(Stored records)

>>>>>

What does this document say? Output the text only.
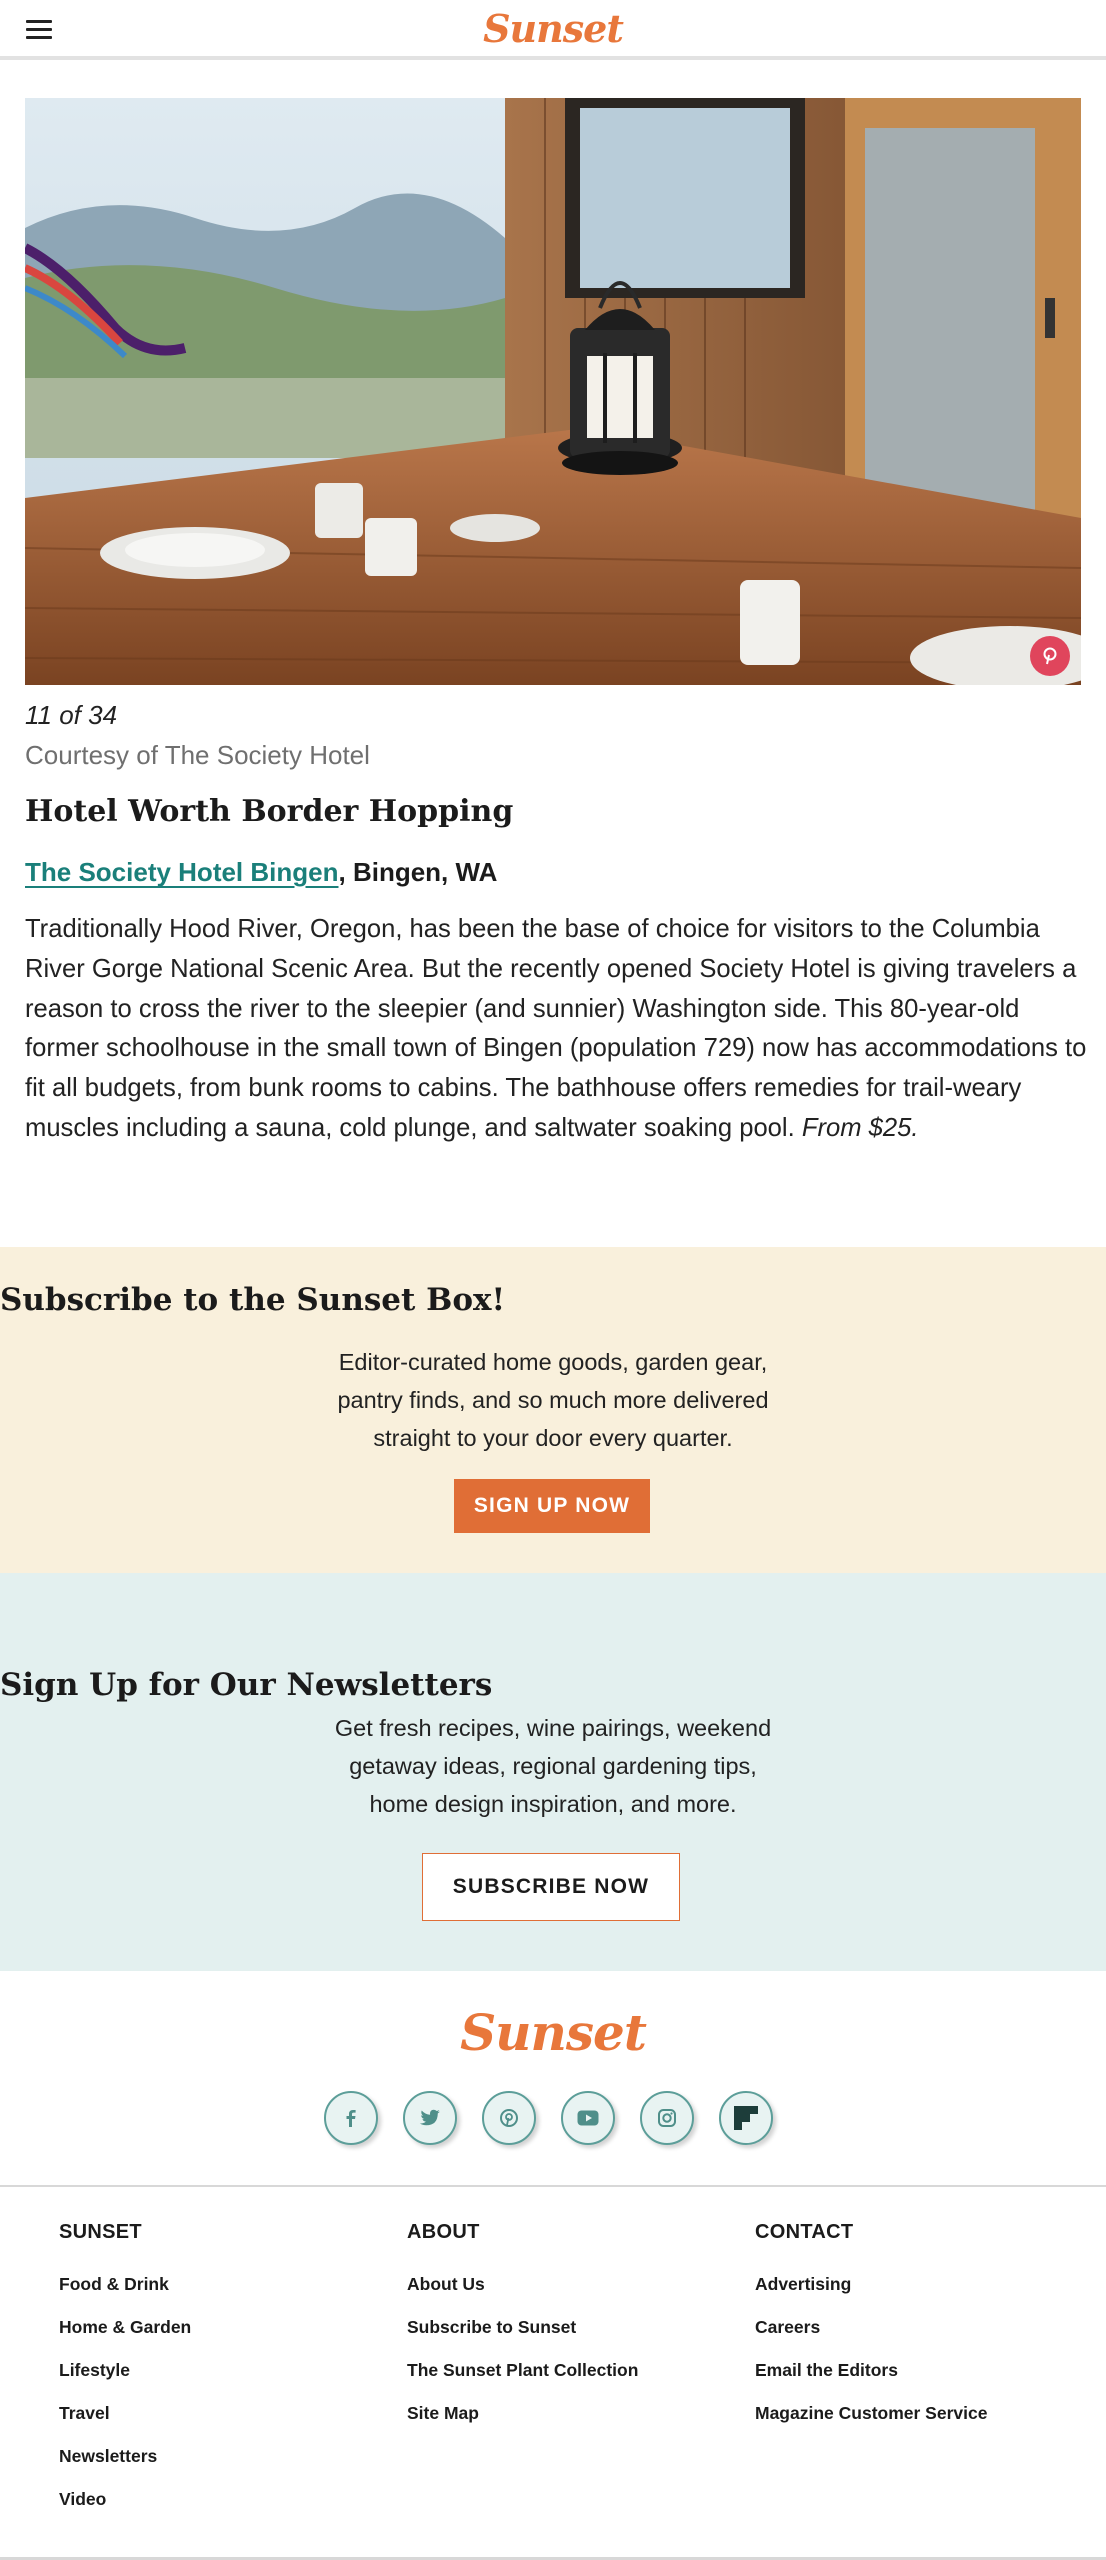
Sunset
11 of 34
Courtesy of The Society Hotel
Hotel Worth Border Hopping
The Society Hotel Bingen, Bingen, WA

Traditionally Hood River, Oregon, has been the base of choice for visitors to the Columbia River Gorge National Scenic Area. But the recently opened Society Hotel is giving travelers a reason to cross the river to the sleepier (and sunnier) Washington side. This 80-year-old former schoolhouse in the small town of Bingen (population 729) now has accommodations to fit all budgets, from bunk rooms to cabins. The bathhouse offers remedies for trail-weary muscles including a sauna, cold plunge, and saltwater soaking pool. From $25.

Subscribe to the Sunset Box!

Editor-curated home goods, garden gear, pantry finds, and so much more delivered straight to your door every quarter.

SIGN UP NOW
Sign Up for Our Newsletters

Get fresh recipes, wine pairings, weekend getaway ideas, regional gardening tips, home design inspiration, and more.

SUBSCRIBE NOW
Sunset
SUNSET
Food & Drink
Home & Garden
Lifestyle
Travel
Newsletters
Video
ABOUT
About Us
Subscribe to Sunset
The Sunset Plant Collection
Site Map
CONTACT
Advertising
Careers
Email the Editors
Magazine Customer Service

<<<<<

▶ What needs to be done:
Return each line from the material above exactly, but not the pictures.

▶ Finished answer:
What does this document say? Output the text only.
Sunset
11 of 34
Courtesy of The Society Hotel
Hotel Worth Border Hopping
The Society Hotel Bingen, Bingen, WA

Traditionally Hood River, Oregon, has been the base of choice for visitors to the Columbia River Gorge National Scenic Area. But the recently opened Society Hotel is giving travelers a reason to cross the river to the sleepier (and sunnier) Washington side. This 80-year-old former schoolhouse in the small town of Bingen (population 729) now has accommodations to fit all budgets, from bunk rooms to cabins. The bathhouse offers remedies for trail-weary muscles including a sauna, cold plunge, and saltwater soaking pool. From $25.

Subscribe to the Sunset Box!

Editor-curated home goods, garden gear, pantry finds, and so much more delivered straight to your door every quarter.

SIGN UP NOW
Sign Up for Our Newsletters

Get fresh recipes, wine pairings, weekend getaway ideas, regional gardening tips, home design inspiration, and more.

SUBSCRIBE NOW
Sunset
SUNSET
Food & Drink
Home & Garden
Lifestyle
Travel
Newsletters
Video
ABOUT
About Us
Subscribe to Sunset
The Sunset Plant Collection
Site Map
CONTACT
Advertising
Careers
Email the Editors
Magazine Customer Service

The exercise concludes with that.